(Given exercise) Copy nothing but the text: reproduce each line of the listing exactly and leave the pictures out.

---------- Supplied data ----------

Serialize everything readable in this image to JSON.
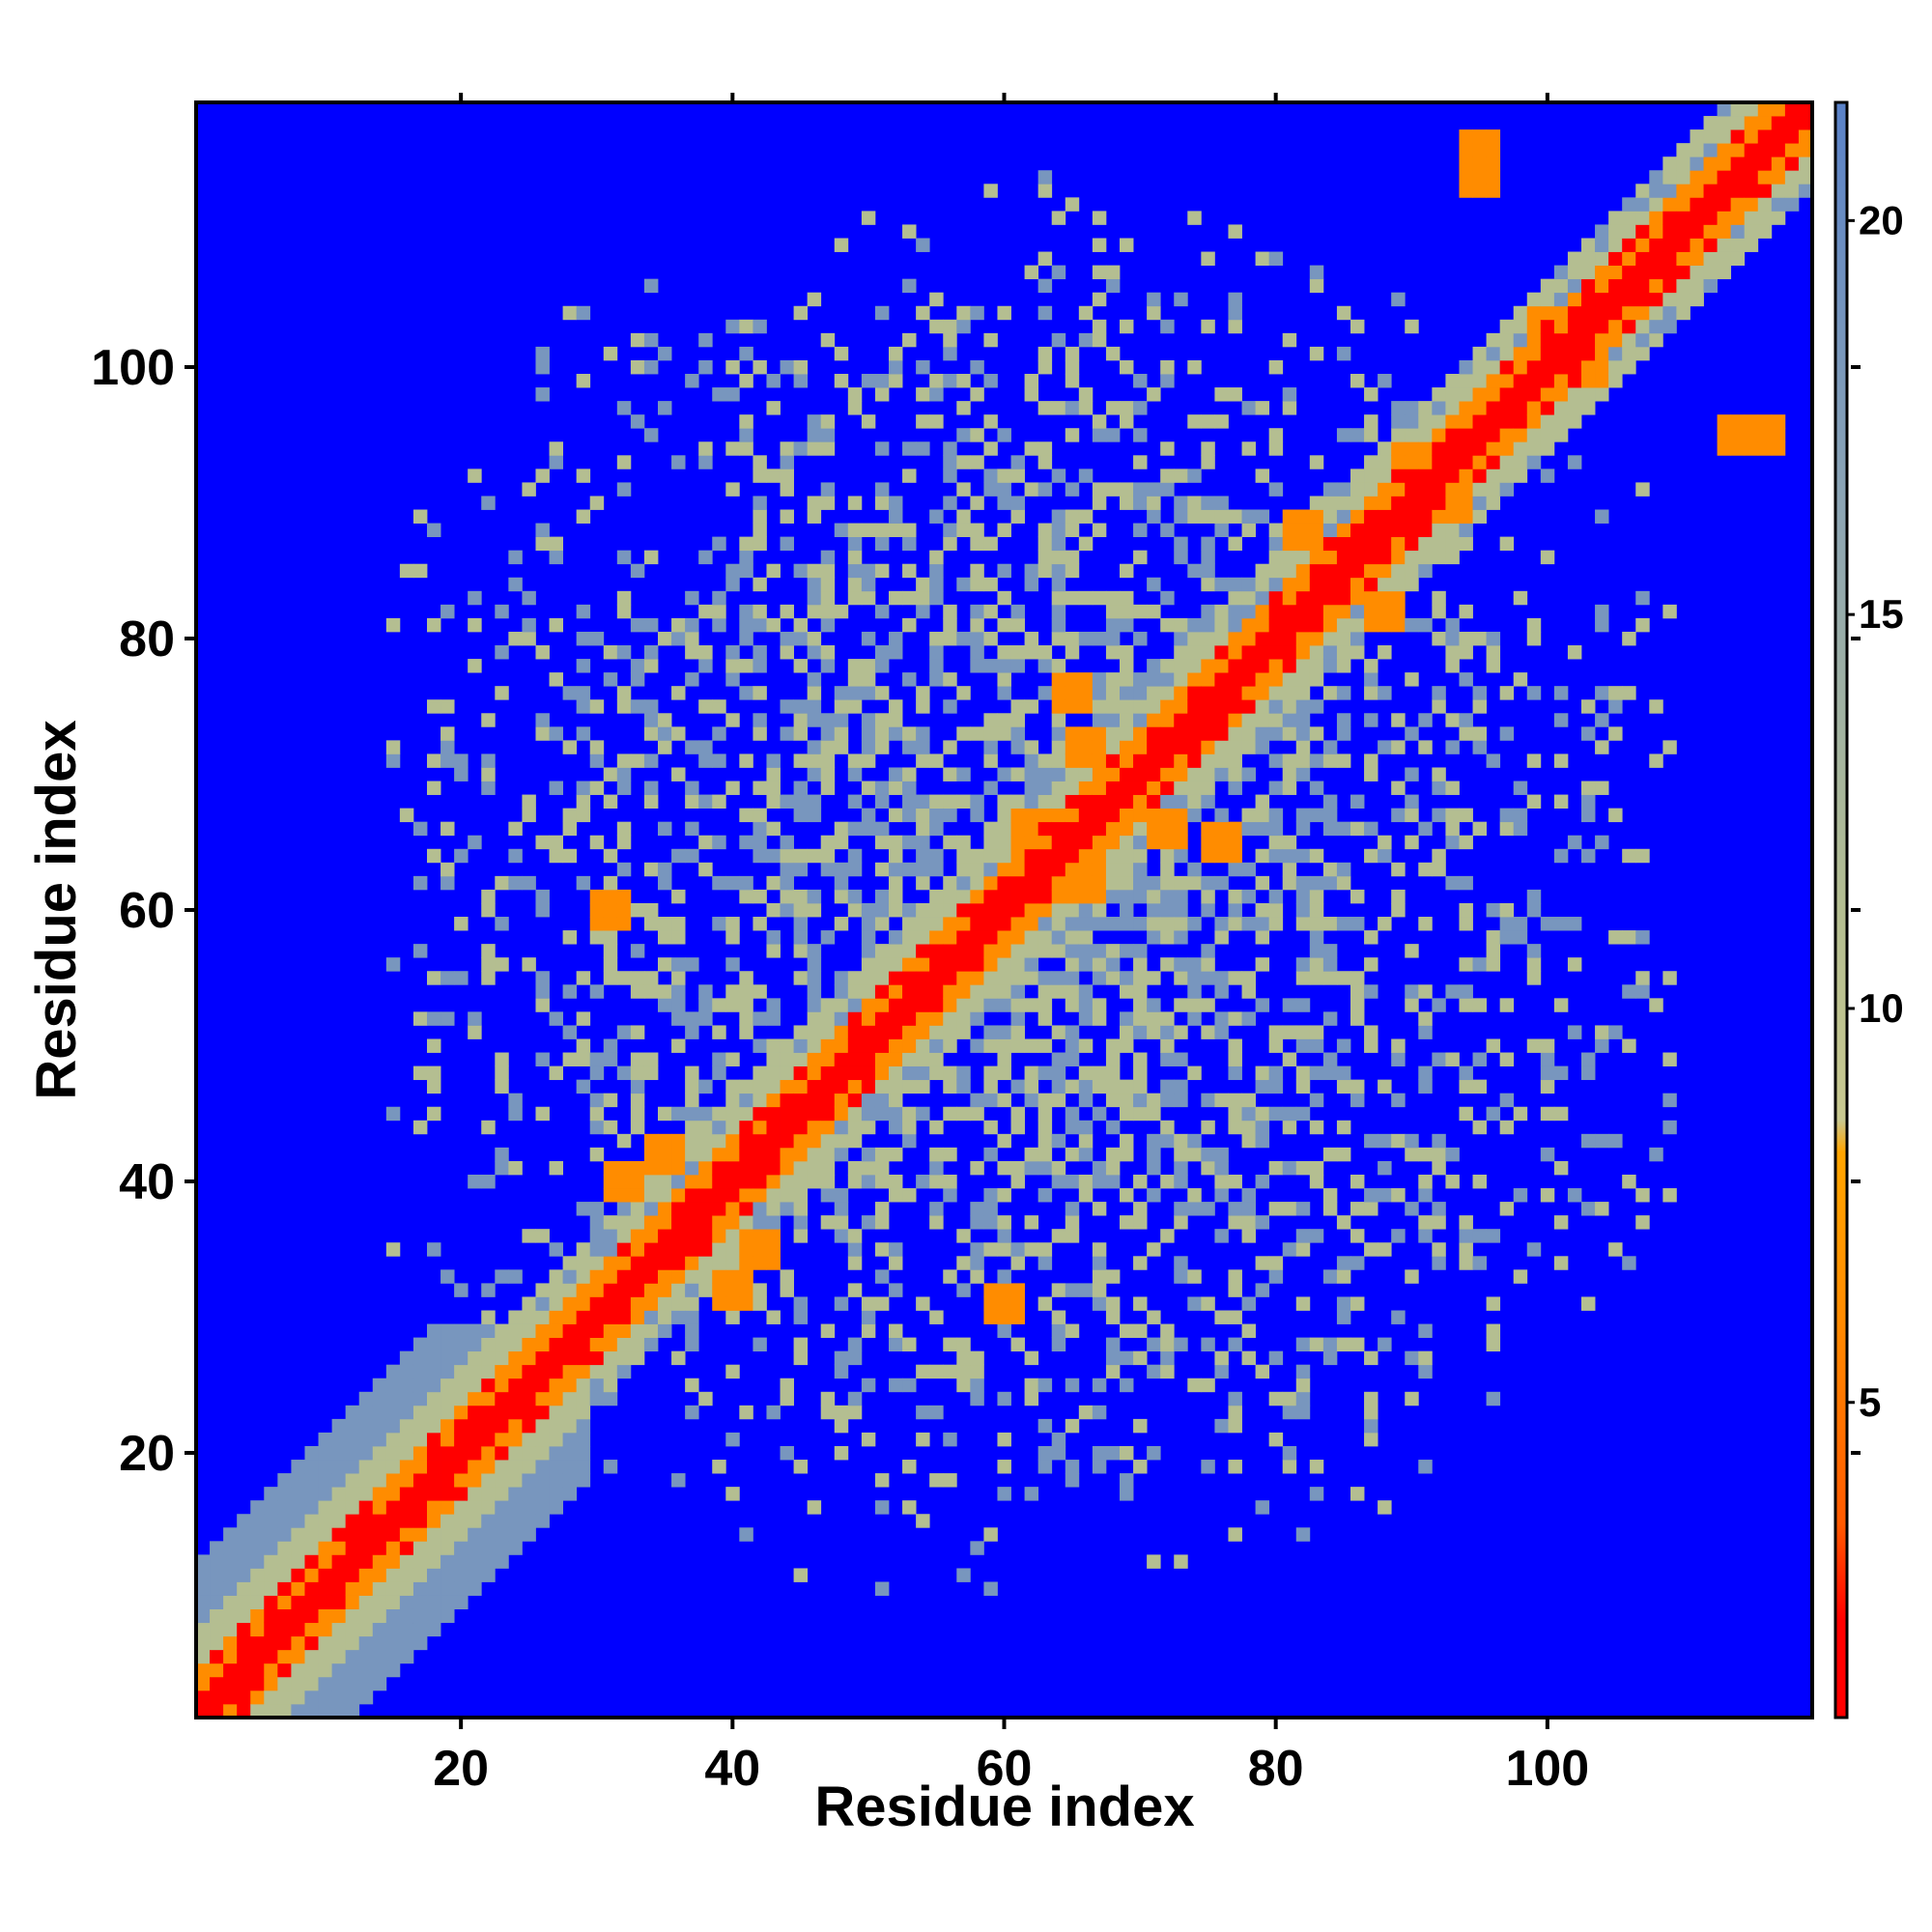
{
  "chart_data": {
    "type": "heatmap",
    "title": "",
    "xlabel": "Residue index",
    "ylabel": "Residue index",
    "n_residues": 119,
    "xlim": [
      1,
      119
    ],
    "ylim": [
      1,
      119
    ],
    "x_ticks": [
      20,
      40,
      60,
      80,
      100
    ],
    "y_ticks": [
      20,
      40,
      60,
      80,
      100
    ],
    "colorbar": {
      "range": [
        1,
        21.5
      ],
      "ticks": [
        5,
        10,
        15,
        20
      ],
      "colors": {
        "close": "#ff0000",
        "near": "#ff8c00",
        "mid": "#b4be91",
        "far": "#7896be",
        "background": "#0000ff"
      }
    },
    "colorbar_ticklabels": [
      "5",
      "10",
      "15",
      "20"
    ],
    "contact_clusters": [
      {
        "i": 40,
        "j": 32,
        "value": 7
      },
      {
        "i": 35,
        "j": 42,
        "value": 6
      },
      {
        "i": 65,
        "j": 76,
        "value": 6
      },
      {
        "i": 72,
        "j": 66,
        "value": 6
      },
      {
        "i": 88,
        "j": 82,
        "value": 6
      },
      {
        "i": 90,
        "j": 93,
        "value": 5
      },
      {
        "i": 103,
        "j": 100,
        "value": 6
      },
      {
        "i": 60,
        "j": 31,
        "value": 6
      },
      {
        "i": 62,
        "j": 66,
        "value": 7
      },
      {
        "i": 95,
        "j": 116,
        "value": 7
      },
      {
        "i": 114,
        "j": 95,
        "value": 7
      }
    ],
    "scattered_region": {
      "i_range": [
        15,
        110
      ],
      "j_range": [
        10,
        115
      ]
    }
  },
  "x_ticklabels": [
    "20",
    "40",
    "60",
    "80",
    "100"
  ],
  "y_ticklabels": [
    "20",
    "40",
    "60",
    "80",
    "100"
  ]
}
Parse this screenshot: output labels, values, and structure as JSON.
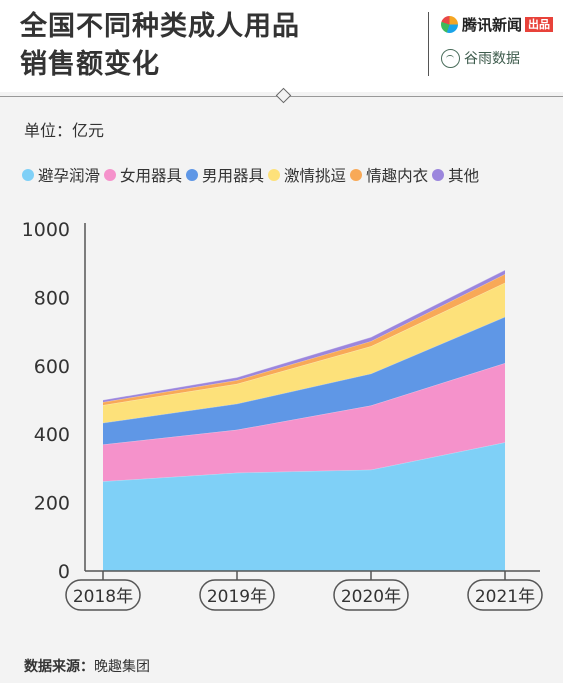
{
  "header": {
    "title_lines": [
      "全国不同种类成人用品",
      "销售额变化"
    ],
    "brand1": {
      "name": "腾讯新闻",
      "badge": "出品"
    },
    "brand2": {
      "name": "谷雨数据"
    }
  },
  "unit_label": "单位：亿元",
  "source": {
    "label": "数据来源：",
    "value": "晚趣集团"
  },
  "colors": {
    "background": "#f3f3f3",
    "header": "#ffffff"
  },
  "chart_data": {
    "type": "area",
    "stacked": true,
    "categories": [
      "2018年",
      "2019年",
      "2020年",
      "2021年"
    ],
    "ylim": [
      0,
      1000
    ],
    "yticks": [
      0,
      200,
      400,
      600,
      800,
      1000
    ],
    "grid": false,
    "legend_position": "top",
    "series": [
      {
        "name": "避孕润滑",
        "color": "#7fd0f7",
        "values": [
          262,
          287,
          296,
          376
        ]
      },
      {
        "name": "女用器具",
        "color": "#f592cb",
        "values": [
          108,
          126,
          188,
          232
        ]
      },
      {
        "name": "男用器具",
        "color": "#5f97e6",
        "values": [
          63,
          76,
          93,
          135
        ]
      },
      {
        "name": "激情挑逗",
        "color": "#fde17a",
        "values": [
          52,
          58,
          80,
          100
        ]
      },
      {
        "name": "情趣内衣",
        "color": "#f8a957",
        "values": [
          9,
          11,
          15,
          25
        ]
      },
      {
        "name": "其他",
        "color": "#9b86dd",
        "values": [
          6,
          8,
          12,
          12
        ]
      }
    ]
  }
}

----------

(Response to the task)
Serialize everything readable in this image to JSON.
{
  "chart_data": {
    "type": "heatmap",
    "title": "",
    "xlabel": "Residue index",
    "ylabel": "Residue index",
    "n_residues": 119,
    "xlim": [
      1,
      119
    ],
    "ylim": [
      1,
      119
    ],
    "x_ticks": [
      20,
      40,
      60,
      80,
      100
    ],
    "y_ticks": [
      20,
      40,
      60,
      80,
      100
    ],
    "colorbar": {
      "range": [
        1,
        21.5
      ],
      "ticks": [
        5,
        10,
        15,
        20
      ],
      "colors": {
        "close": "#ff0000",
        "near": "#ff8c00",
        "mid": "#b4be91",
        "far": "#7896be",
        "background": "#0000ff"
      }
    },
    "colorbar_ticklabels": [
      "5",
      "10",
      "15",
      "20"
    ],
    "contact_clusters": [
      {
        "i": 40,
        "j": 32,
        "value": 7
      },
      {
        "i": 35,
        "j": 42,
        "value": 6
      },
      {
        "i": 65,
        "j": 76,
        "value": 6
      },
      {
        "i": 72,
        "j": 66,
        "value": 6
      },
      {
        "i": 88,
        "j": 82,
        "value": 6
      },
      {
        "i": 90,
        "j": 93,
        "value": 5
      },
      {
        "i": 103,
        "j": 100,
        "value": 6
      },
      {
        "i": 60,
        "j": 31,
        "value": 6
      },
      {
        "i": 62,
        "j": 66,
        "value": 7
      },
      {
        "i": 95,
        "j": 116,
        "value": 7
      },
      {
        "i": 114,
        "j": 95,
        "value": 7
      }
    ],
    "scattered_region": {
      "i_range": [
        15,
        110
      ],
      "j_range": [
        10,
        115
      ]
    }
  },
  "x_ticklabels": [
    "20",
    "40",
    "60",
    "80",
    "100"
  ],
  "y_ticklabels": [
    "20",
    "40",
    "60",
    "80",
    "100"
  ]
}
Parse this screenshot: output labels, values, and structure as JSON.
{
  "header": {
    "title_lines": [
      "全国不同种类成人用品",
      "销售额变化"
    ],
    "brand1": {
      "name": "腾讯新闻",
      "badge": "出品"
    },
    "brand2": {
      "name": "谷雨数据"
    }
  },
  "unit_label": "单位：亿元",
  "source": {
    "label": "数据来源：",
    "value": "晚趣集团"
  },
  "colors": {
    "background": "#f3f3f3",
    "header": "#ffffff"
  },
  "chart_data": {
    "type": "area",
    "stacked": true,
    "categories": [
      "2018年",
      "2019年",
      "2020年",
      "2021年"
    ],
    "ylim": [
      0,
      1000
    ],
    "yticks": [
      0,
      200,
      400,
      600,
      800,
      1000
    ],
    "grid": false,
    "legend_position": "top",
    "series": [
      {
        "name": "避孕润滑",
        "color": "#7fd0f7",
        "values": [
          262,
          287,
          296,
          376
        ]
      },
      {
        "name": "女用器具",
        "color": "#f592cb",
        "values": [
          108,
          126,
          188,
          232
        ]
      },
      {
        "name": "男用器具",
        "color": "#5f97e6",
        "values": [
          63,
          76,
          93,
          135
        ]
      },
      {
        "name": "激情挑逗",
        "color": "#fde17a",
        "values": [
          52,
          58,
          80,
          100
        ]
      },
      {
        "name": "情趣内衣",
        "color": "#f8a957",
        "values": [
          9,
          11,
          15,
          25
        ]
      },
      {
        "name": "其他",
        "color": "#9b86dd",
        "values": [
          6,
          8,
          12,
          12
        ]
      }
    ]
  }
}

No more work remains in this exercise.